+++ Texte fourni +++

En RCI, l’action de nos forces, à la fois discrète, ciblée et déterminée a évité aux Ivoiriens le
bain de sang d’une guerre civile et d’affrontements ethniques qui se profilaient. Elle a épargné
la vie des milliers de ressortissants français et étrangers parmi lesquels l’ambassadeur du
Japon et sept de ses collaborateurs extraits de nuit de leur ambassade assiégée.
En Libye, grâce à des actions aériennes remarquables, nos pilotes ont évité la sanglante
répression qu’annonçait la reconquête des villes de Cyrénaïque par l’armée de Kadhafi.
En faisant un sans faute dans l’exécution de ces missions, l’armée a renforcé
considérablement la crédibilité de la France aux yeux des alliés, mais aussi de ceux des pays
africains et des puissances émergentes. Cette image d’excellence d’une France à la fois forte,
déterminée et soucieuse des populations civiles constitue un atout indiscutable dans la main
de notre pays dans ses relations futures avec ses partenaires. Son prix est inestimable.
Des opérations qui rappellent quelques vérités.
Quoi que veuillent le croire certains, il n’y a pas de politique étrangère sans puissance
militaire crédible ; celle-ci demeure une composante essentielle de la puissance d’un Etat et
de sa capacité à agir dans le monde.
Aujourd’hui, alors que ses pilotes donnent le meilleur d’eux-mêmes, la France souffre d’être
en limite de capacités en Libye. C’est vrai pour le nombre des avions de combat disponibles et
des munitions à guidage terminal. C’est vrai aussi pour certaines capacités qu’elle ne possède
plus comme le brouillage des systèmes radars adverses.
Avec cette opération, l’armée de l’air française, comme l’armée de terre avec l’Afghanistan,
n’a plus de réserves significatives.
Il est pour le moins stupéfiant que la France et le Royaume-Uni, 5ème
et 6ème
puissances
économiques mondiales et totalisant plus de 120 millions d’habitants, soient obligés de
solliciter les Etats-Unis pour atteindre leurs objectifs dans un pays de 6 millions d’habitants!

+++

### Tâches à réaliser
**A.** Répondez à ces questions sur le texte consacré aux opérations militaires françaises en RCI et en Libye :
(i) En RCI, quel ambassadeur a été extrait de nuit de son ambassade assiégée, et avec combien de ses collaborateurs ?
(ii) Quelle capacité la France ne possède-t-elle plus ?
(iii) Combien d'habitants compte le pays dans lequel la France et le Royaume-Uni doivent solliciter les Etats-Unis pour atteindre leurs objectifs ?
**B.** Prolongez le texte sur les opérations militaires françaises en RCI et en Libye à partir de sa dernière phrase.
Vous n'aurez pas besoin des données pour ce travail.

+++ Données +++

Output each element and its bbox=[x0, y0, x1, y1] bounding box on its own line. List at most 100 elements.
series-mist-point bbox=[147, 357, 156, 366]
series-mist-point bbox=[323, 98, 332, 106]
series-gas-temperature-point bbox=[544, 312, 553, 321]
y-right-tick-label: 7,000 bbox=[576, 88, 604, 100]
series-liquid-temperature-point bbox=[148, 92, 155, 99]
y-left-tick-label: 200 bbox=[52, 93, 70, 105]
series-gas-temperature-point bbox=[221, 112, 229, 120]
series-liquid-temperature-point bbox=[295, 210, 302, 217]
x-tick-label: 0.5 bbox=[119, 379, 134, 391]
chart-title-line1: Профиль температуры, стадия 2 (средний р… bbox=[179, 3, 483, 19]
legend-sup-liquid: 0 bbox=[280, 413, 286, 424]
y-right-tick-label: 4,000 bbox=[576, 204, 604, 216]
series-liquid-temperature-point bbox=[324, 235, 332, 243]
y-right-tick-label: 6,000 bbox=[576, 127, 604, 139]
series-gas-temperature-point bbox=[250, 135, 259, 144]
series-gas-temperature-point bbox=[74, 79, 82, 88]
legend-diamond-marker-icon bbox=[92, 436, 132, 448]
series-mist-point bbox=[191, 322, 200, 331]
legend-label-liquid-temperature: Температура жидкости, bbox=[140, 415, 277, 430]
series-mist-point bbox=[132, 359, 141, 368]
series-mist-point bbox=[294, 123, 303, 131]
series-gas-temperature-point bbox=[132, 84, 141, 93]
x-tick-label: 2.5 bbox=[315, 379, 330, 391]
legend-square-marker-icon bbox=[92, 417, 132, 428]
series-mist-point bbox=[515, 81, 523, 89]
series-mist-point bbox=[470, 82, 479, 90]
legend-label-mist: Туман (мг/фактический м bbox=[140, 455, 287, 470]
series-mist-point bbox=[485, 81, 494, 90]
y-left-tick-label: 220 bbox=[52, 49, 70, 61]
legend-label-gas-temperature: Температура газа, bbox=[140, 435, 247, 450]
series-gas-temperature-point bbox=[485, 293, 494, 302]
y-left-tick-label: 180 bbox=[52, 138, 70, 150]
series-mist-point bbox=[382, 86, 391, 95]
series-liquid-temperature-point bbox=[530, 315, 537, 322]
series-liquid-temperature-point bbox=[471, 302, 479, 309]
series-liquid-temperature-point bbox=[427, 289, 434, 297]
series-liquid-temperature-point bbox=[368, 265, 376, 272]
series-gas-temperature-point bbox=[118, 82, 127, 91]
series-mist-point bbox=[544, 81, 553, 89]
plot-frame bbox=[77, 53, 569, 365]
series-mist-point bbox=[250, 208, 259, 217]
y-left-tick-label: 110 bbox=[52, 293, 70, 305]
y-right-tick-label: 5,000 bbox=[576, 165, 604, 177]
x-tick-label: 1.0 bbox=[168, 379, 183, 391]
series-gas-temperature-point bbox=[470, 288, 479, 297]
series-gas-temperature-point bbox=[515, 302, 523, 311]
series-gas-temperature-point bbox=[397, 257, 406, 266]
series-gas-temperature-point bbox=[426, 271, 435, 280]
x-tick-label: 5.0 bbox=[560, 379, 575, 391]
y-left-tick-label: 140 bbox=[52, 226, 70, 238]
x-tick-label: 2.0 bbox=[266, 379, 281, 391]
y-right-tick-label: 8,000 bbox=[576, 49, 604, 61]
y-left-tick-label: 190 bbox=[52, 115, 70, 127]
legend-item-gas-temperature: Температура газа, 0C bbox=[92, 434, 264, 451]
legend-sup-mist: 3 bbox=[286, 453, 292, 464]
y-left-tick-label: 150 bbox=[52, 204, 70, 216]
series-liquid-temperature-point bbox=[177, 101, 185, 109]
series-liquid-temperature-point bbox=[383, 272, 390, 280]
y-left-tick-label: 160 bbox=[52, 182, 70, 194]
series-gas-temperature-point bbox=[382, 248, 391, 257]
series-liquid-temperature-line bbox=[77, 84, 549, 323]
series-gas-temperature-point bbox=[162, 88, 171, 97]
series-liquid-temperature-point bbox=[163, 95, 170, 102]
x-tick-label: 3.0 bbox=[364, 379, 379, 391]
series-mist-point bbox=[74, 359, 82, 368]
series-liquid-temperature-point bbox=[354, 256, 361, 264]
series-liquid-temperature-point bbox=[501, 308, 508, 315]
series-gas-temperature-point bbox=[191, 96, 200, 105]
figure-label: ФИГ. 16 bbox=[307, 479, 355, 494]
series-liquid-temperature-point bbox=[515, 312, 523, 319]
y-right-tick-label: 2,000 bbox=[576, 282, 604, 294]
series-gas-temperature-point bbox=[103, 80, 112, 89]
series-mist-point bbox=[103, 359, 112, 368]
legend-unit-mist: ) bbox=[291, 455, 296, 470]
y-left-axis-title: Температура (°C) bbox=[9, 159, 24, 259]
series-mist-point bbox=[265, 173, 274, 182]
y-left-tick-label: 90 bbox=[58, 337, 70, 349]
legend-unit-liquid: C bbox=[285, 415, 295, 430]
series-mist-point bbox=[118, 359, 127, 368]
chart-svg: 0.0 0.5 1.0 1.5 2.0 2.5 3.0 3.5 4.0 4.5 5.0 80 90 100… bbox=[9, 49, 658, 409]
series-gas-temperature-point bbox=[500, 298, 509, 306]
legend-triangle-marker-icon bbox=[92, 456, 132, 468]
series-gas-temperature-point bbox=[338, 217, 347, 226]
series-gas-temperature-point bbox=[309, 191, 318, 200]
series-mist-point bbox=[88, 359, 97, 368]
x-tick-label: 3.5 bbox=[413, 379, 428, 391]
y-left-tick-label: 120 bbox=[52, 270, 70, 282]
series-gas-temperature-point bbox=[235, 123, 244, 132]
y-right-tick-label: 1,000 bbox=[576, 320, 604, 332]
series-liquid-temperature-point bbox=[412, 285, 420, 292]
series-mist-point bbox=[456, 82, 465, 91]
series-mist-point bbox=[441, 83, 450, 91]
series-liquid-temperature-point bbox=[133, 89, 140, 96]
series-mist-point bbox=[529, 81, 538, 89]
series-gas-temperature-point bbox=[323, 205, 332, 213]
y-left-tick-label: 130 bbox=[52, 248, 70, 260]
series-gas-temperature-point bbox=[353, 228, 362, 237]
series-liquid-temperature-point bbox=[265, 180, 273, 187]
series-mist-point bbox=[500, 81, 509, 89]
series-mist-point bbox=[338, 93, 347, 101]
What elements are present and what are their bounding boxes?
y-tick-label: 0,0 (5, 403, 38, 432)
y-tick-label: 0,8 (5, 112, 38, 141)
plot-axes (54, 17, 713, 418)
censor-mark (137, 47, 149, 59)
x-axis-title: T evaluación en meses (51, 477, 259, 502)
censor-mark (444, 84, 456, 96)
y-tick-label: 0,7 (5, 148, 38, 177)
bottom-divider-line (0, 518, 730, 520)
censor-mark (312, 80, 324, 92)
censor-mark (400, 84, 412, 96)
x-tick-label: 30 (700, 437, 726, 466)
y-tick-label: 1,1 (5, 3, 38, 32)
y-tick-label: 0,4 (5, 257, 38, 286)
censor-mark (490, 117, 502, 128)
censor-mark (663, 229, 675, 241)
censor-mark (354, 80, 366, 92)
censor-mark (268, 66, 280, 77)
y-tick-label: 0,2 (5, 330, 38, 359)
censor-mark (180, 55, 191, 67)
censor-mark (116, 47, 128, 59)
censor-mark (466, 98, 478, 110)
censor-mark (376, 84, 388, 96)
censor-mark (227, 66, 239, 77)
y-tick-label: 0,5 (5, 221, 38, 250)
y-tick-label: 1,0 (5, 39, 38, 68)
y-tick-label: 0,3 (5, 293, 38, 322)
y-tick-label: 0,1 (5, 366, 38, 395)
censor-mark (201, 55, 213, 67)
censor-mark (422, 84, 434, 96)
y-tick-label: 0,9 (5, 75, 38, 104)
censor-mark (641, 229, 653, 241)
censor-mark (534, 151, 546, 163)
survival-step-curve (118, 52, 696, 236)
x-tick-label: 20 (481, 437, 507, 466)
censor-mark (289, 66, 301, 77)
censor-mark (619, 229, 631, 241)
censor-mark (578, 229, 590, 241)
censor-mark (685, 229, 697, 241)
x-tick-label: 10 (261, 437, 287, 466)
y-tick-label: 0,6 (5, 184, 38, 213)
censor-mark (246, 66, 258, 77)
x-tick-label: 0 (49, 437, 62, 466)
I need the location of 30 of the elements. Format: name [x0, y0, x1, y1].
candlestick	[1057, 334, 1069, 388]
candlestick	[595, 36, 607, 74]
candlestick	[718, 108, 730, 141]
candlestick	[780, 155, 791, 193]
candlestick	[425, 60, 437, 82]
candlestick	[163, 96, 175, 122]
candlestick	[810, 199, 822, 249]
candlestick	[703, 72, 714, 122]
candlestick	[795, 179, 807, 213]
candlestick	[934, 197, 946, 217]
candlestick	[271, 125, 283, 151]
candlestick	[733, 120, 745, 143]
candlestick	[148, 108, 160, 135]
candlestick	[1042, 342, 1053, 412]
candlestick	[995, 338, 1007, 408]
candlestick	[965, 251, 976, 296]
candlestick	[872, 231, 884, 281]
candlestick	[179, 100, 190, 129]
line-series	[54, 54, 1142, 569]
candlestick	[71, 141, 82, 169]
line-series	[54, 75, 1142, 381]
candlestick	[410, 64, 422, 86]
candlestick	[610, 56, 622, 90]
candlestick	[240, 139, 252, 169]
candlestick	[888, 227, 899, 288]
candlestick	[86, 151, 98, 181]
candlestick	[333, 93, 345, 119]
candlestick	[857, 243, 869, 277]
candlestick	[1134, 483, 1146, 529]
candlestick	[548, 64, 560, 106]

+++

### Réponses dans l'ordre
**A.**
(i) L'ambassadeur du Japon, avec sept de ses collaborateurs.
(ii) Le brouillage des systèmes radars adverses.
(iii) 6 millions d'habitants.

**B.**
Ces deux opérations confirment, s’il en était besoin, la nécessité de disposer de bases proches
de la zone d’intervention, à partir desquelles peut se déployer et agir durablement une force.
C’est évident pour la base d’Abidjan qu’il est cependant prévu de quitter à court terme. C’est
également vrai pour la Libye grâce à la base de Solenzara située à 1 000 km - soit une heure
de vol- de Tripoli.
Enfin, il se confirme que la défense européenne n’existe pas. Cela ne doit pas surprendre car,
malgré les multiples déclarations, il n’y a ni projet politique commun, ni volonté manifestée.
Un effort à faire malgré la dette
De natures radicalement différentes, ces opérations reflètent de manière un peu paradoxale
l’excellence opérationnelle des unités et les limites, voire les lacunes capacitaires, de notre
armée.
Les réductions budgétaires incessantes depuis plus de 20 ans ont ramené notre armée à un
ensemble d’échantillons de capacités, insuffisant pour agir dans la durée. L’effort de défense,
qui est descendu de plus de 3% à 1,7% du PIB en 20 ans, ne permet plus de maintenir notre
pays à son rang et de garantir son indépendance d’action.
Il serait donc totalement irresponsable de le réduire encore comme certaines études et
déclarations le laissent croire. Il est urgent d’inverser la tendance de ces dernières décennies
pour conserver les capacités actuelles et pour que notre pays puisse organiser une défense
européenne avec les pays qui le souhaiteraient. Nos nations doivent se préparer à faire face à
des crises plus nombreuses et plus intenses qui ne manqueront pas d’éclater dans une Afrique
et un Proche Orient dramatiquement instables.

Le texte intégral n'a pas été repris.